··· Information supplied ···
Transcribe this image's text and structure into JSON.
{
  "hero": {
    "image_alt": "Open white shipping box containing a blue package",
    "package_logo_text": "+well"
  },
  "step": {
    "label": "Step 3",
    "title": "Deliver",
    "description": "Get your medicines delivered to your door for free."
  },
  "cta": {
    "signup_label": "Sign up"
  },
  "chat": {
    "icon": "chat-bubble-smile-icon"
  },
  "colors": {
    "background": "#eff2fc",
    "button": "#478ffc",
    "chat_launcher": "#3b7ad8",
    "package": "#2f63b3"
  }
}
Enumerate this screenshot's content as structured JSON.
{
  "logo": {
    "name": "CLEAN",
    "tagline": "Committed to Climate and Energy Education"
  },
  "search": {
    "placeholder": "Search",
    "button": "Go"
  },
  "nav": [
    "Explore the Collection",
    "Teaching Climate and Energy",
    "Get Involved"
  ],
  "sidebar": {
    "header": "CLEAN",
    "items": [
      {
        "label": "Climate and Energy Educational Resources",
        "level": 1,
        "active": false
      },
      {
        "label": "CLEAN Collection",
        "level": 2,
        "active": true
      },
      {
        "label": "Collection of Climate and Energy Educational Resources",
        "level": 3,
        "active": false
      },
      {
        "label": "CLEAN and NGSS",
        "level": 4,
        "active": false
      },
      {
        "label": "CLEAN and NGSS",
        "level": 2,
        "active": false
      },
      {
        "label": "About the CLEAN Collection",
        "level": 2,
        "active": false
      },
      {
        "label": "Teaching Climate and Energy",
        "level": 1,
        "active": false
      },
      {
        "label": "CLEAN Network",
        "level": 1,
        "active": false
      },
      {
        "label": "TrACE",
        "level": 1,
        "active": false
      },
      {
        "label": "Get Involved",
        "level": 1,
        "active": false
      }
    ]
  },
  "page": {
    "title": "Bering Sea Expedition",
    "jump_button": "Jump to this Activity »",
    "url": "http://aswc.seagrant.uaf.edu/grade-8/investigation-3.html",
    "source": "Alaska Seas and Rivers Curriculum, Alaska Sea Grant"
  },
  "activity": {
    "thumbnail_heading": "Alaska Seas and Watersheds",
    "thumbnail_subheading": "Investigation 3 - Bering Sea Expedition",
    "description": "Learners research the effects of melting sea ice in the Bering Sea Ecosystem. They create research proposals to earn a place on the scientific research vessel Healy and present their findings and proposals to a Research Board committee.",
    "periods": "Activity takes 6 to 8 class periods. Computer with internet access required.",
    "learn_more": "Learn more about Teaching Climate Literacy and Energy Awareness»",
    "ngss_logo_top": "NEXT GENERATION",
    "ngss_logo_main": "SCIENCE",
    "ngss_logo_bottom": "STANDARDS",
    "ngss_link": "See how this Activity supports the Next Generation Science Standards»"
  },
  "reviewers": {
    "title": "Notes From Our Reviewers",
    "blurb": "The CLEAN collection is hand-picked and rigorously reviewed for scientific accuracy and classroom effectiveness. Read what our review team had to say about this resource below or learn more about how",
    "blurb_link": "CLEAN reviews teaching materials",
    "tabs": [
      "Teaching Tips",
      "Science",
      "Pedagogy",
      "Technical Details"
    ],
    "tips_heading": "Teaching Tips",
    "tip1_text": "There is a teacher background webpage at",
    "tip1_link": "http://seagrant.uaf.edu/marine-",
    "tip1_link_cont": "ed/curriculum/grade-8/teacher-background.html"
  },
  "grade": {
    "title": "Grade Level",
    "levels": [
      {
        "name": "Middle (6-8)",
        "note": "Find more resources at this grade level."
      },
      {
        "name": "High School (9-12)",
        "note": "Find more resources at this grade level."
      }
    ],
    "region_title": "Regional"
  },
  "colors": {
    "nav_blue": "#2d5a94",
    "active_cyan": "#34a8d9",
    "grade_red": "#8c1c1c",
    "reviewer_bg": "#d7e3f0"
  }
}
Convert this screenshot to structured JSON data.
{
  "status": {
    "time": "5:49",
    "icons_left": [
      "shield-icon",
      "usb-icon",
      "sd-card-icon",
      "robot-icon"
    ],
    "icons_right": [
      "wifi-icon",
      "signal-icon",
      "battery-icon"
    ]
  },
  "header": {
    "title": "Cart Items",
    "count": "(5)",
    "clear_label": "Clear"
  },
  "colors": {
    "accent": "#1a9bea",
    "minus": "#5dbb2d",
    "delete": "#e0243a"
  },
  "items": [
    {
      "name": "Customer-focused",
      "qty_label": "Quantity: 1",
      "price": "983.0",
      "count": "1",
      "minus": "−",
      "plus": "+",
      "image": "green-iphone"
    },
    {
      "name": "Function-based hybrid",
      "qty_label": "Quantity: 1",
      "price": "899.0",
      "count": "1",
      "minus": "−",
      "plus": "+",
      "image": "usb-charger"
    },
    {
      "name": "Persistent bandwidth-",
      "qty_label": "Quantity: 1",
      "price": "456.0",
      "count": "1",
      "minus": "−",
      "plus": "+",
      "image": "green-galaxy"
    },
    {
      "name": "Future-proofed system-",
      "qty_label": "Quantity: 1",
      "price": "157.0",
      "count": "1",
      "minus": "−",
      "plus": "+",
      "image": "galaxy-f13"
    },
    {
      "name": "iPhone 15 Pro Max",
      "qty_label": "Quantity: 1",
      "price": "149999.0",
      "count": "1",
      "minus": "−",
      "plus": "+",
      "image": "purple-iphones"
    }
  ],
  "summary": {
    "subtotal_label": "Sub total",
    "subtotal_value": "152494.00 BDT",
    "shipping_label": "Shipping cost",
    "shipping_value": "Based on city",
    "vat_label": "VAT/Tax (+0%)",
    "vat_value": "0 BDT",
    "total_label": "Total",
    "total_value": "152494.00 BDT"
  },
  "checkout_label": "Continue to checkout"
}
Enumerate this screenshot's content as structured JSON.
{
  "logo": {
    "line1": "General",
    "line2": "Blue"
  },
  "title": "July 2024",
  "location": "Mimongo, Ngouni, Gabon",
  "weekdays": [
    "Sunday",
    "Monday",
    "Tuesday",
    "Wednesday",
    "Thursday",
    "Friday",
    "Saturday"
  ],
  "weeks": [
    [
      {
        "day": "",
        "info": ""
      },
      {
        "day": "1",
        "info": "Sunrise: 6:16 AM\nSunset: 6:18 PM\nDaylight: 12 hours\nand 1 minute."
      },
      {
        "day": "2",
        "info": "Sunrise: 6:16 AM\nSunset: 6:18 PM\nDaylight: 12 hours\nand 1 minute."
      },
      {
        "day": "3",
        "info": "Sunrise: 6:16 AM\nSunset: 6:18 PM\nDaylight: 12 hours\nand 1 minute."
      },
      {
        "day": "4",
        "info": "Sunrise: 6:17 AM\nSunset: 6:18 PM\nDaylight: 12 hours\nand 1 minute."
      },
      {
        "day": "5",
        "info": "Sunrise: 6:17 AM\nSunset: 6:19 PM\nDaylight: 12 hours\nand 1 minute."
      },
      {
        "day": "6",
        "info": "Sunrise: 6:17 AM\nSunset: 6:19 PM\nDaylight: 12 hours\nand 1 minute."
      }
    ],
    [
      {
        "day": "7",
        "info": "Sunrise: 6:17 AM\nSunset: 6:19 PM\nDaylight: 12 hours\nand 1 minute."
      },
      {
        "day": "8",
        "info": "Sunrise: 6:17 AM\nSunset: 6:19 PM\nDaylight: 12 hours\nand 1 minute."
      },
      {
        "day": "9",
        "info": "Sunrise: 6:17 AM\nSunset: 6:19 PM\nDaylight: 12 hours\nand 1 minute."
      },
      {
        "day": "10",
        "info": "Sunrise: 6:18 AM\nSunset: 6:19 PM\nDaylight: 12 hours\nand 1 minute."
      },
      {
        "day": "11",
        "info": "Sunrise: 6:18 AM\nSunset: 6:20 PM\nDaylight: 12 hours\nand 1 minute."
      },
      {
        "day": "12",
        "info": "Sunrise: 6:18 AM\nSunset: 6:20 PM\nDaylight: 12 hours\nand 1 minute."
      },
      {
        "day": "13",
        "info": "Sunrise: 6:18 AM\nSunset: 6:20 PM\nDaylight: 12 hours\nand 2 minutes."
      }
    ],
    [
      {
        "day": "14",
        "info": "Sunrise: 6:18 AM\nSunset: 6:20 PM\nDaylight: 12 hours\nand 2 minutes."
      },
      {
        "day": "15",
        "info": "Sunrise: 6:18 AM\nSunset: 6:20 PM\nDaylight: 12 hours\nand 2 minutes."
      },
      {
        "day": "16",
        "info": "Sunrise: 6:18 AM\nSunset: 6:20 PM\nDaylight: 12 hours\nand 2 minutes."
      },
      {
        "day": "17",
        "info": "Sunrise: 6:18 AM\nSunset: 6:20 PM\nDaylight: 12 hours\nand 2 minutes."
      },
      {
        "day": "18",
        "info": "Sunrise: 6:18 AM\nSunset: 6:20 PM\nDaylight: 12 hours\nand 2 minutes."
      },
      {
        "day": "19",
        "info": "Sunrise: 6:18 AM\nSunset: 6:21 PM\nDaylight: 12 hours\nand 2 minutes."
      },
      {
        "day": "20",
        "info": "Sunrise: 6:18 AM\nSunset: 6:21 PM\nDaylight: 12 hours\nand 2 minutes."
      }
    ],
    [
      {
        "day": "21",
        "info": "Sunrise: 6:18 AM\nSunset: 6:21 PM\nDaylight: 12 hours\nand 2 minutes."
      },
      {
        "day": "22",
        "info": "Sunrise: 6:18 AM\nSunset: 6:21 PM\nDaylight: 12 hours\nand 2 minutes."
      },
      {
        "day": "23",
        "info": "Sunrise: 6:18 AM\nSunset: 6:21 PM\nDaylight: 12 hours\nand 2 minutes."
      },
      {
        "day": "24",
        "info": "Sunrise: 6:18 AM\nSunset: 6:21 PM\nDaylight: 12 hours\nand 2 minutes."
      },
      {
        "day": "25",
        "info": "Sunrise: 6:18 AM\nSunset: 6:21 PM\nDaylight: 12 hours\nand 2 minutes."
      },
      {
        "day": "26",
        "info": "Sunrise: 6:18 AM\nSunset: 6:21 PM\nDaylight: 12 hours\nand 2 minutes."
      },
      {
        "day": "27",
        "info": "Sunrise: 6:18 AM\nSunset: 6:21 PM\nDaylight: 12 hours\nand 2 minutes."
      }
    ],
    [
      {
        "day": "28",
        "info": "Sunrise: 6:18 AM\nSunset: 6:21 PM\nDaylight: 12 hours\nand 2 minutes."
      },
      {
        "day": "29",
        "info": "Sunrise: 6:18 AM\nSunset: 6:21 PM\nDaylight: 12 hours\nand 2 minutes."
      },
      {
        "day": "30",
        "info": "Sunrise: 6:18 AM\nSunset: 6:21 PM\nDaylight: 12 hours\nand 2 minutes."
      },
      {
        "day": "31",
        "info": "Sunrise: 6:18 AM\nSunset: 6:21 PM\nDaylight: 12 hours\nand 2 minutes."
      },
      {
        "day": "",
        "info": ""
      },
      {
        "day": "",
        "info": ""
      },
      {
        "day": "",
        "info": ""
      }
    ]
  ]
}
···
Out of the material above, gather each line where "background" appears.

    "background": "#eff2fc",
    "tip1_text": "There is a teacher background webpage at",
    "tip1_link_cont": "ed/curriculum/grade-8/teacher-background.html"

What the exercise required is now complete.